## EXERCISE AIM
Copy every entry exactly as given, minus the images.

## LISTING
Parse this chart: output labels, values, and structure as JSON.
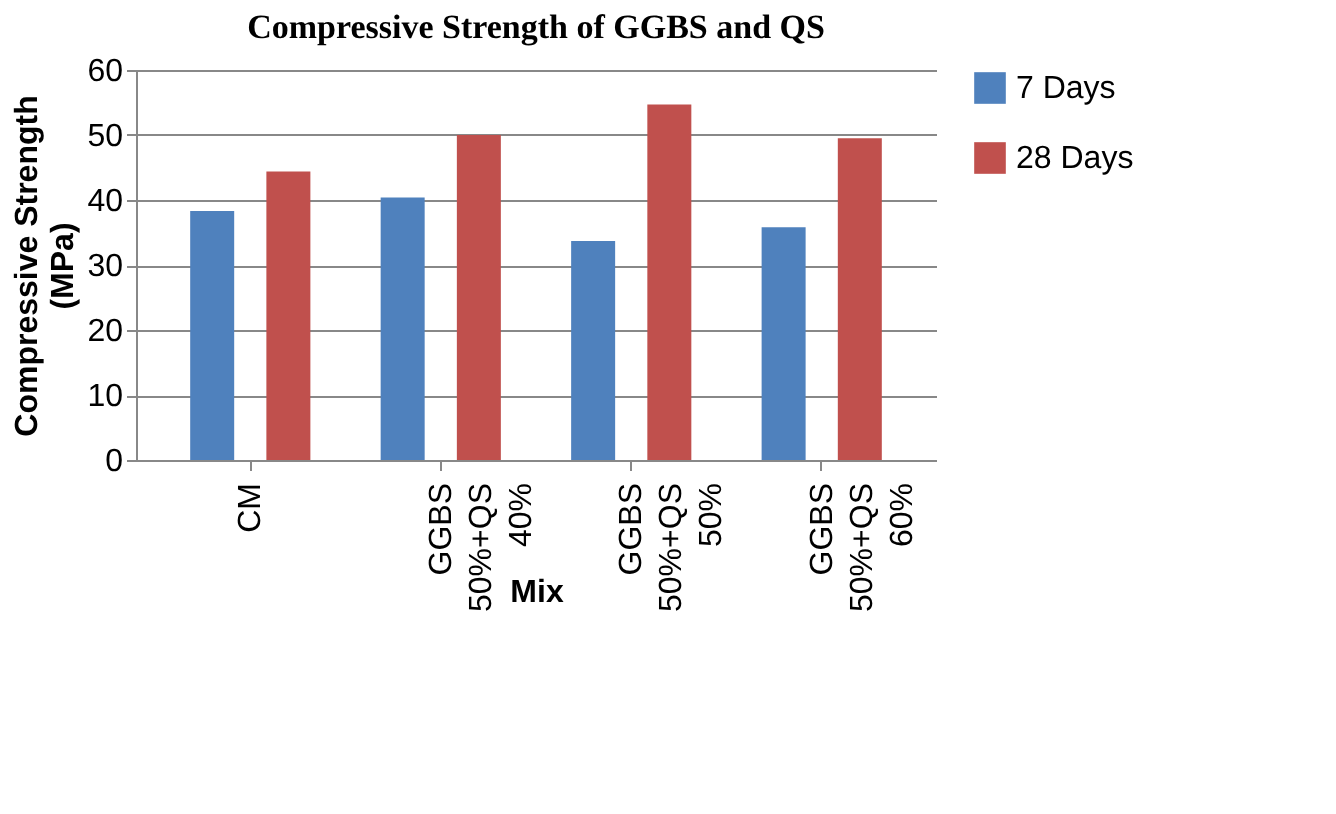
{
  "chart_data": {
    "type": "bar",
    "title": "Compressive Strength of GGBS and QS",
    "xlabel": "Mix",
    "ylabel": "Compressive Strength (MPa)",
    "categories": [
      "CM",
      "GGBS 50%+QS 40%",
      "GGBS 50%+QS 50%",
      "GGBS 50%+QS 60%"
    ],
    "series": [
      {
        "name": "7 Days",
        "color": "#4f81bd",
        "values": [
          38.3,
          40.4,
          33.7,
          35.8
        ]
      },
      {
        "name": "28 Days",
        "color": "#c0504d",
        "values": [
          44.4,
          50,
          54.7,
          49.5
        ]
      }
    ],
    "ylim": [
      0,
      60
    ],
    "yticks": [
      0,
      10,
      20,
      30,
      40,
      50,
      60
    ],
    "grid": "y",
    "legend": "right"
  }
}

## EXERCISE RESULT
Parse this chart: output labels, values, and structure as JSON.
{
  "chart_data": {
    "type": "bar",
    "title": "Compressive Strength of GGBS and QS",
    "xlabel": "Mix",
    "ylabel": "Compressive Strength (MPa)",
    "categories": [
      "CM",
      "GGBS 50%+QS 40%",
      "GGBS 50%+QS 50%",
      "GGBS 50%+QS 60%"
    ],
    "series": [
      {
        "name": "7 Days",
        "color": "#4f81bd",
        "values": [
          38.3,
          40.4,
          33.7,
          35.8
        ]
      },
      {
        "name": "28 Days",
        "color": "#c0504d",
        "values": [
          44.4,
          50,
          54.7,
          49.5
        ]
      }
    ],
    "ylim": [
      0,
      60
    ],
    "yticks": [
      0,
      10,
      20,
      30,
      40,
      50,
      60
    ],
    "grid": "y",
    "legend": "right"
  }
}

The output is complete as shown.